Entries:
***
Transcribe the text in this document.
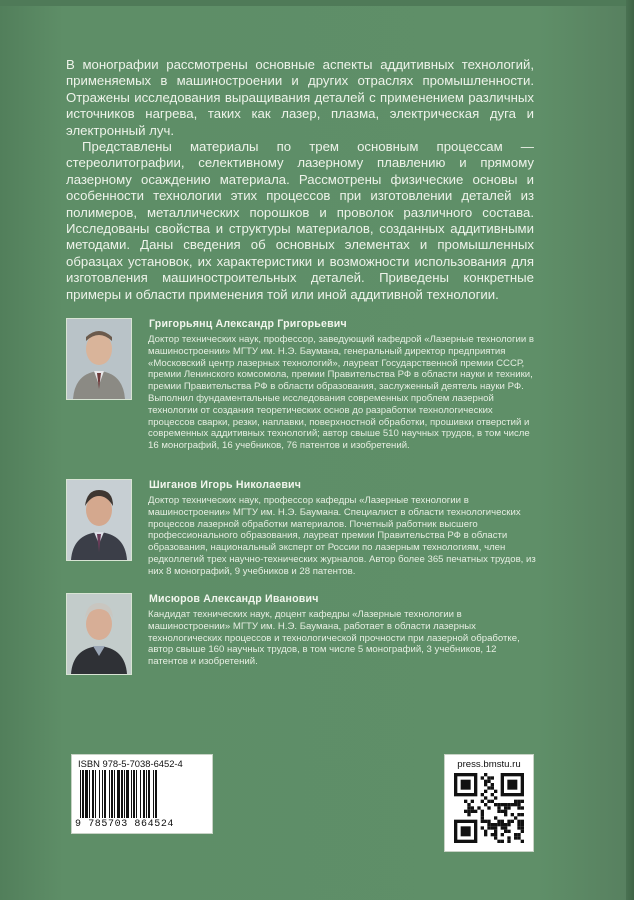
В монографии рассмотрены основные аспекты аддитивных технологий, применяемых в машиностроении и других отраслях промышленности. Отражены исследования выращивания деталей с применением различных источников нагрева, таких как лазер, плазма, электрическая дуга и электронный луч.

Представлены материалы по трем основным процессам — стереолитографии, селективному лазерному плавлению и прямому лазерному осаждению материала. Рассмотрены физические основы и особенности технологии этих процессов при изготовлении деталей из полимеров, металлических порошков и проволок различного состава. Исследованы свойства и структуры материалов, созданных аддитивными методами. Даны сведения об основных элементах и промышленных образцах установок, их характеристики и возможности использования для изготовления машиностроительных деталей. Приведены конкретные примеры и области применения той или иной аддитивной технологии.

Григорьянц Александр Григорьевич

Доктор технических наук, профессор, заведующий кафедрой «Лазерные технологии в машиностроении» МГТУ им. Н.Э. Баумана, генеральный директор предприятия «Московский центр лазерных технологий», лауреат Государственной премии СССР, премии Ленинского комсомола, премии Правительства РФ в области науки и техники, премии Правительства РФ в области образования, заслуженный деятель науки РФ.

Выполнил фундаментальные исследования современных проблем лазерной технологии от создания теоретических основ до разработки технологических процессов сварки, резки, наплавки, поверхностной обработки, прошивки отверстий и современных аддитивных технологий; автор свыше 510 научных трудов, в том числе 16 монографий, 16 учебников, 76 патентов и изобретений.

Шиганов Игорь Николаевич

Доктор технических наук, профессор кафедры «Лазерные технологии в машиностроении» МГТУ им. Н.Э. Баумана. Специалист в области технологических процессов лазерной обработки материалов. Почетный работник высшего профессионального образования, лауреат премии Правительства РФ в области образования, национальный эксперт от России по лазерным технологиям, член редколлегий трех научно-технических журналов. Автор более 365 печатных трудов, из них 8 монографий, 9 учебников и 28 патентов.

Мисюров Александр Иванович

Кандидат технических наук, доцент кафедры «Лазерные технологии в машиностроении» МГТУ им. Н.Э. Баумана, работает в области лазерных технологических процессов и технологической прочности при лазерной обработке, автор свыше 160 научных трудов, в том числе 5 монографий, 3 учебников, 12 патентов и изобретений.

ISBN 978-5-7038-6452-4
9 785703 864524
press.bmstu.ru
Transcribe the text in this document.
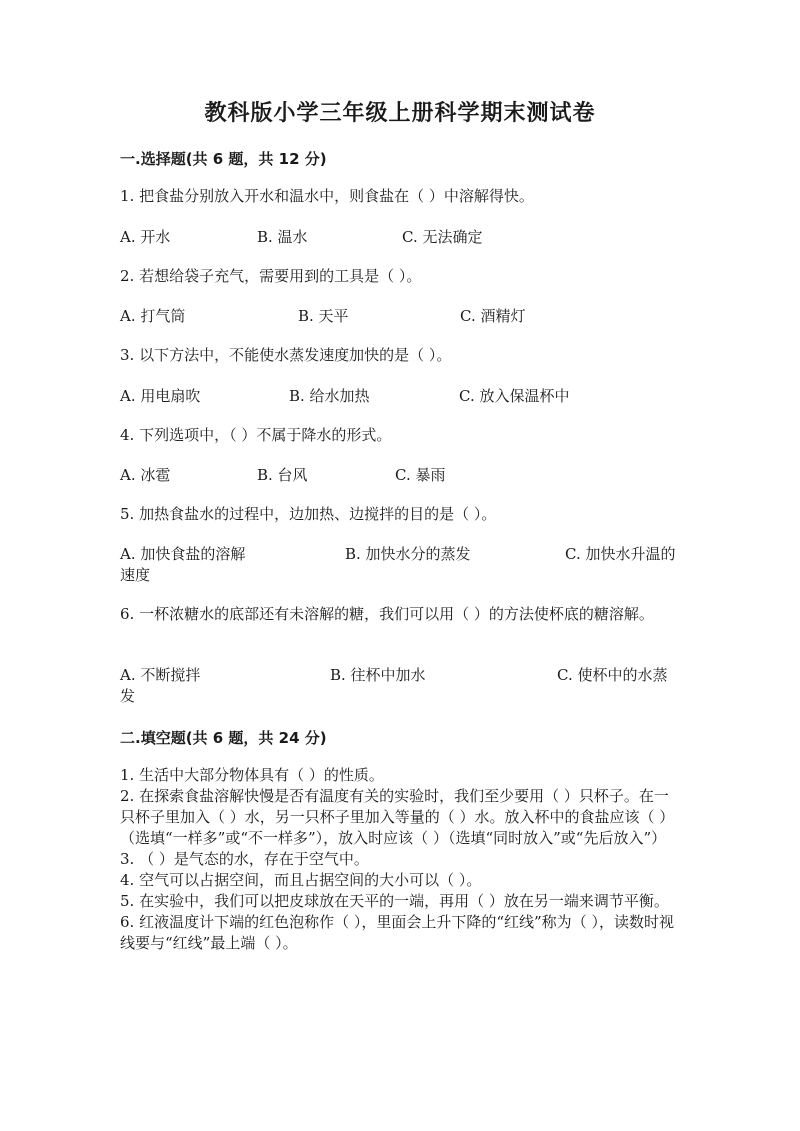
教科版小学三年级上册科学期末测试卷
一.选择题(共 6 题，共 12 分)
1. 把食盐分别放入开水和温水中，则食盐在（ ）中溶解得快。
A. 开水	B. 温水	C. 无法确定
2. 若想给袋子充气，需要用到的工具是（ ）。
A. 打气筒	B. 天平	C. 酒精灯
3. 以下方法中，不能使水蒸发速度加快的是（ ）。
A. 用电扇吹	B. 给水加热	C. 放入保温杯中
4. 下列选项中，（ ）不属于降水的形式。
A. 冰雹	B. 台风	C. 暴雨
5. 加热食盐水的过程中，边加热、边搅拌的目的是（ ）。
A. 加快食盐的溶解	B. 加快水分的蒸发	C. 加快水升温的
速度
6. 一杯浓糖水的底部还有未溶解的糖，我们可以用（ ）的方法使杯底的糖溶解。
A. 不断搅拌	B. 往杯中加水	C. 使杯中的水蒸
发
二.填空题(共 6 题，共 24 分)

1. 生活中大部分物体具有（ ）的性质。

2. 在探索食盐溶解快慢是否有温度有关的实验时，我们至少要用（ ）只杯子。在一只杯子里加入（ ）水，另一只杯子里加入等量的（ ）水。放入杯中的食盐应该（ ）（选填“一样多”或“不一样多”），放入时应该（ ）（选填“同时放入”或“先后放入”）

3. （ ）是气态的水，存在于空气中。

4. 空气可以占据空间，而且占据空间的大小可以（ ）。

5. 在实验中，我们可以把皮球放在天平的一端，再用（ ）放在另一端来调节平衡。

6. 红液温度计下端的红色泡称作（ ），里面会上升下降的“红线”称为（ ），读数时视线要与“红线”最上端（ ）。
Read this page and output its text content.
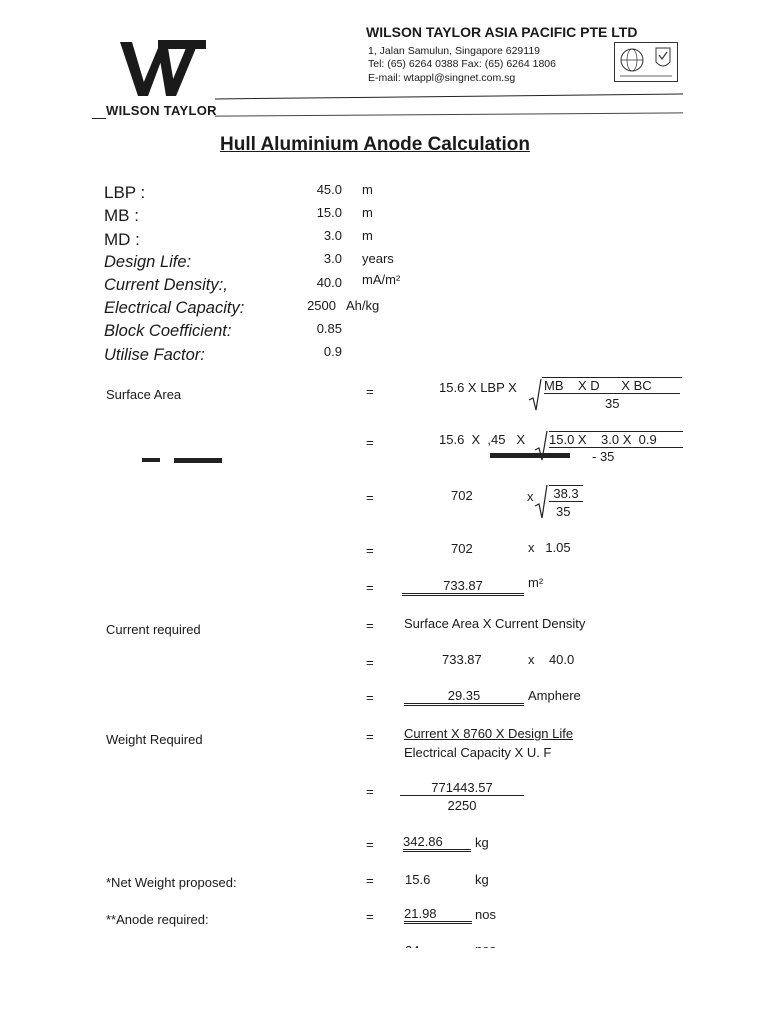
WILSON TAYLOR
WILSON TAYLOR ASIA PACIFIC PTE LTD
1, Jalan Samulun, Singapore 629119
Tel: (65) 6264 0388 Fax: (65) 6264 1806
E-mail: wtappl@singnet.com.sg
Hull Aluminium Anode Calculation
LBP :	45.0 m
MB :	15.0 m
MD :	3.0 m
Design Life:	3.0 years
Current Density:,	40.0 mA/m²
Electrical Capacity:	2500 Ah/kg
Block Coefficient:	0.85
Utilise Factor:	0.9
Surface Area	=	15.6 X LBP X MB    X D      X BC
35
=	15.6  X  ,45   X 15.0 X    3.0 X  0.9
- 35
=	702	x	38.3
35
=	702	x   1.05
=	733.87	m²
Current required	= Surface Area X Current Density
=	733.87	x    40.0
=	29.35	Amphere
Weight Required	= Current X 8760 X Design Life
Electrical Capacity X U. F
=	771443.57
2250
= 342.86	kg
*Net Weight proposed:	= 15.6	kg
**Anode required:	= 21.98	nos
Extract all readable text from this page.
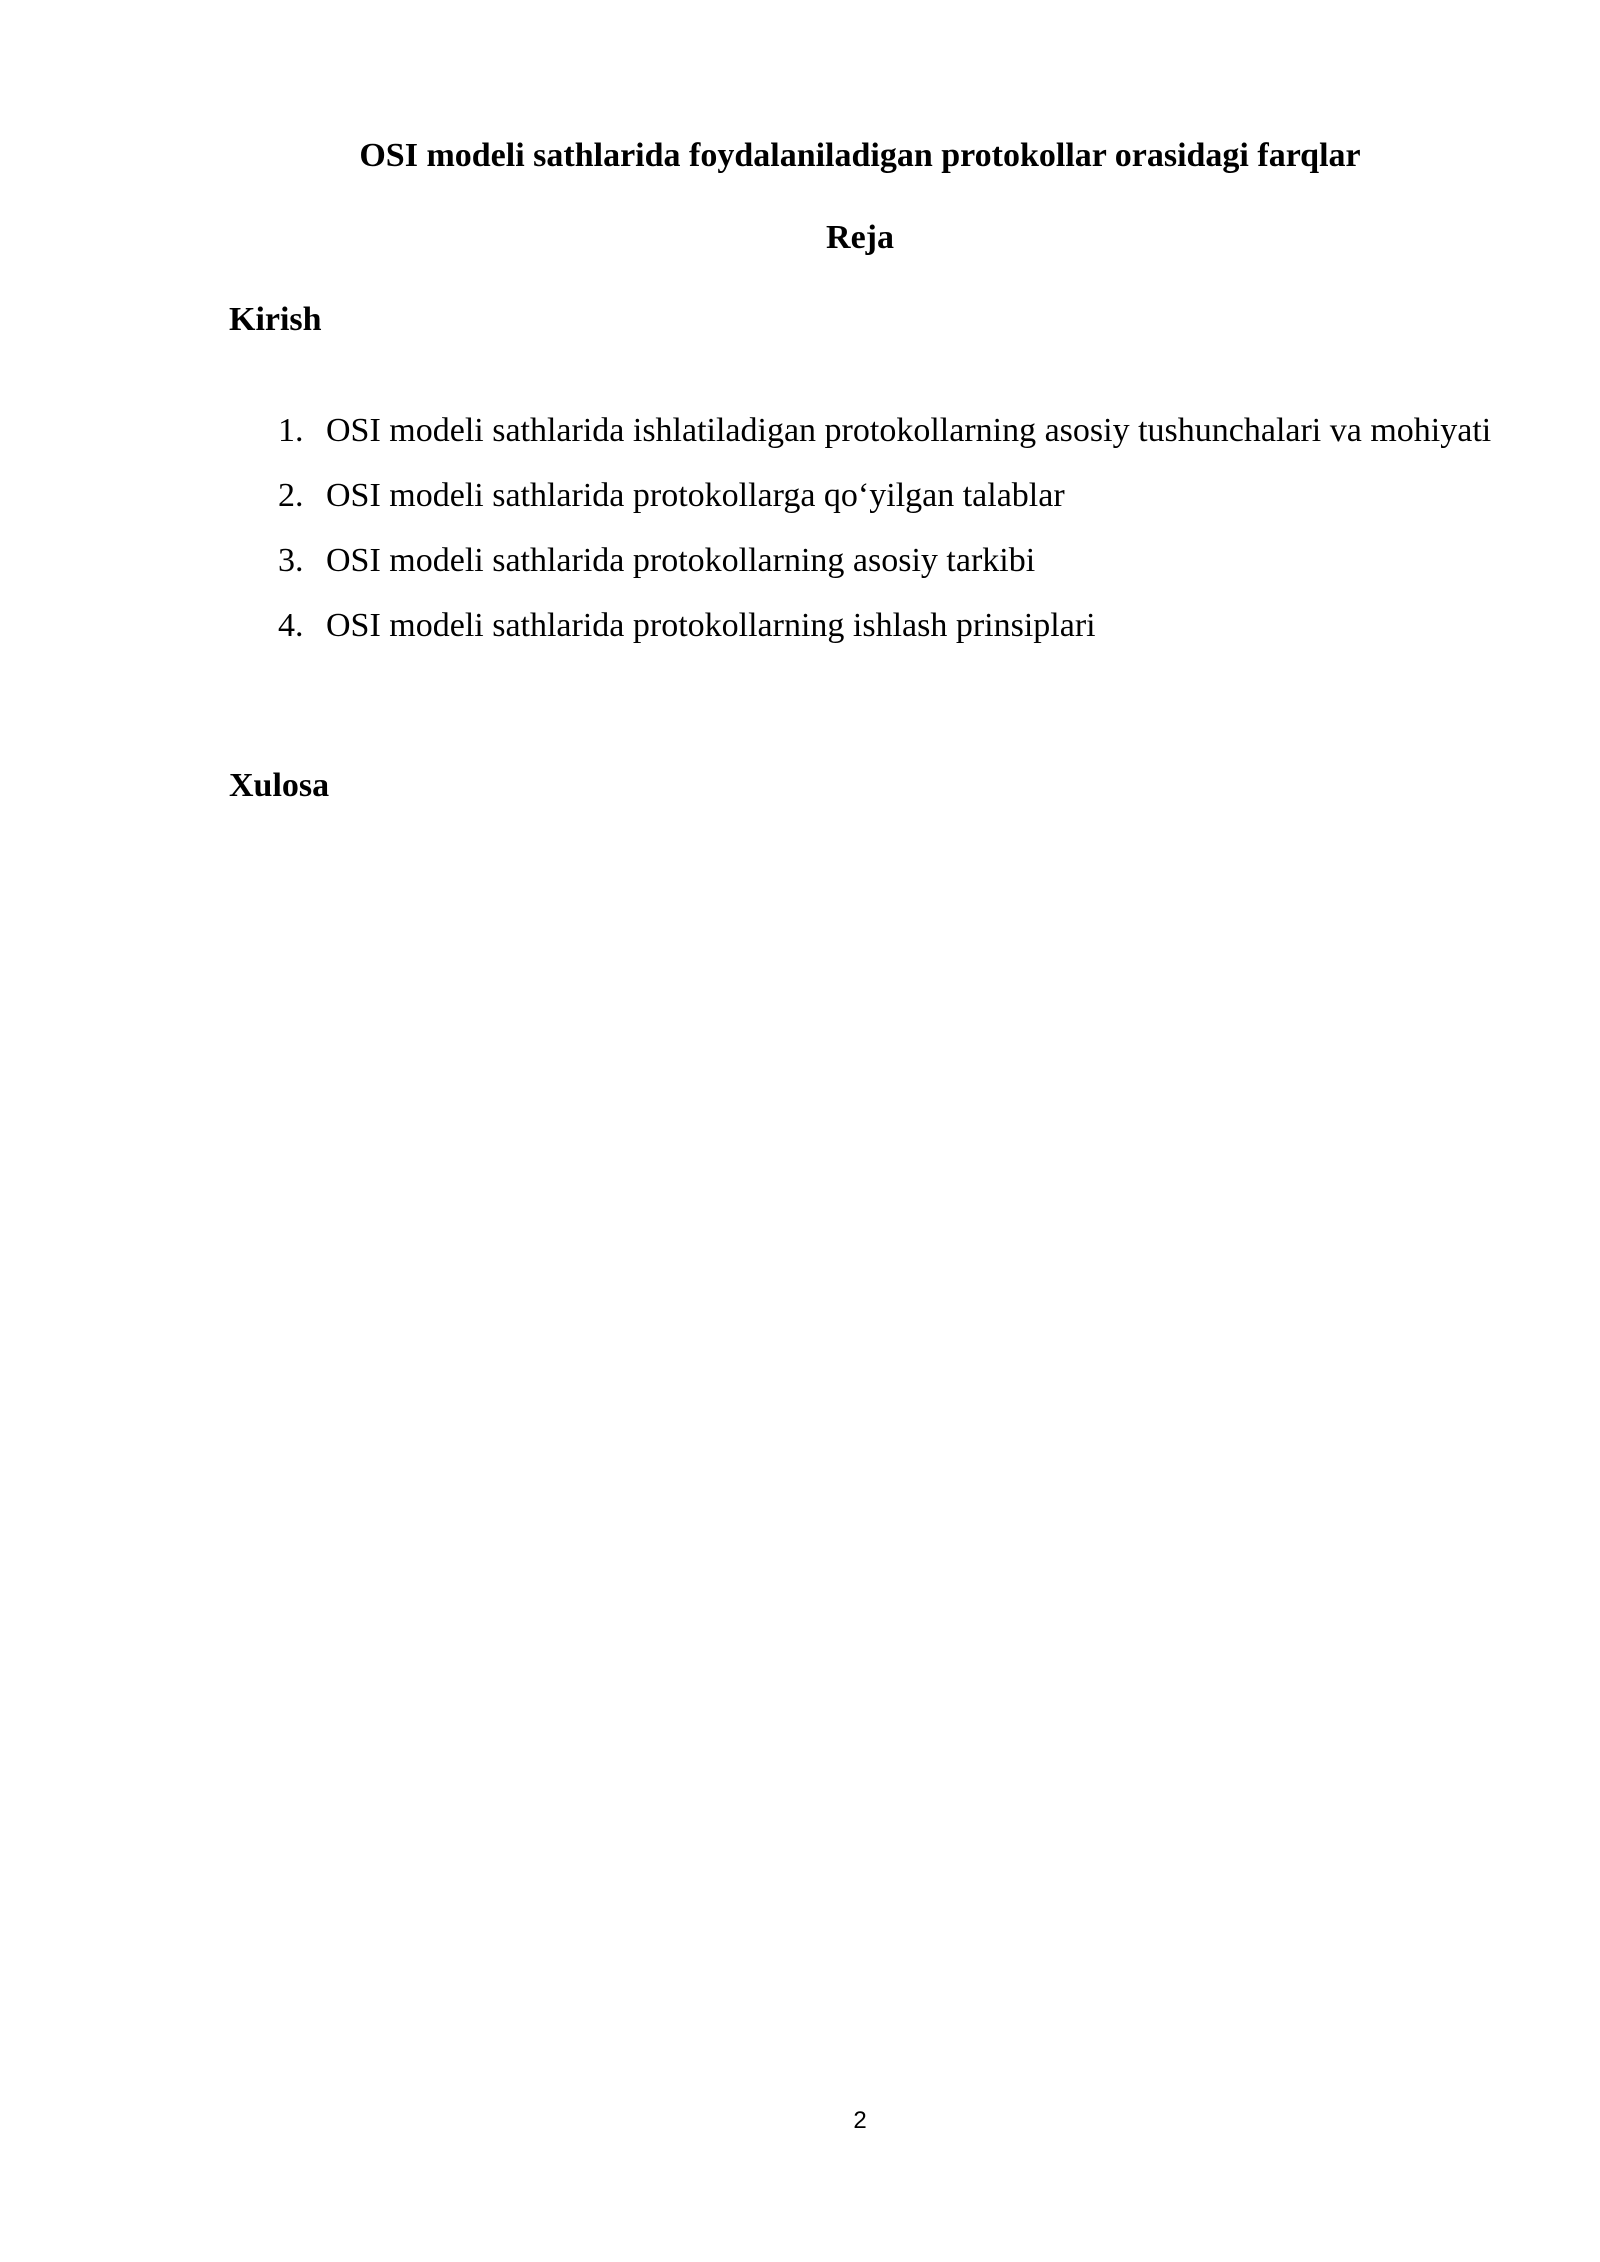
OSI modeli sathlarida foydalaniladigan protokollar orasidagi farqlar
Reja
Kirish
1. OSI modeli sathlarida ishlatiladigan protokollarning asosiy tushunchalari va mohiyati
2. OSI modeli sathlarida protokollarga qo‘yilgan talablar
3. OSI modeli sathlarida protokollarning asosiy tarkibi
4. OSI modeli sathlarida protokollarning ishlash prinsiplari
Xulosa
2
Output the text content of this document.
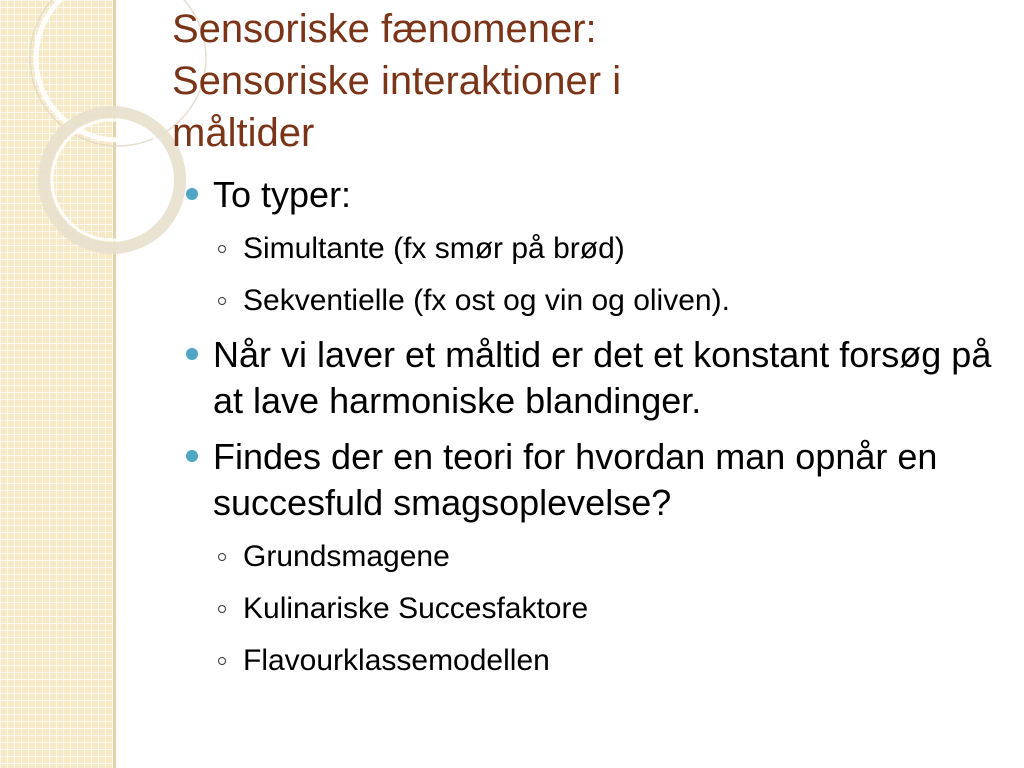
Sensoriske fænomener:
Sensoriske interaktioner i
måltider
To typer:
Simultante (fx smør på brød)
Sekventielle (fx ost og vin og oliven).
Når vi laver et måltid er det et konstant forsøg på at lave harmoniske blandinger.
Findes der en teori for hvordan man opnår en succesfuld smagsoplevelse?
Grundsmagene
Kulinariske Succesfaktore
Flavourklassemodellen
***
Task directions:
Pull every line containing "Weight" from the data.

Reply to the exercise:
Weight Required	= Current X 8760 X Design Life
*Net Weight proposed:	= 15.6	kg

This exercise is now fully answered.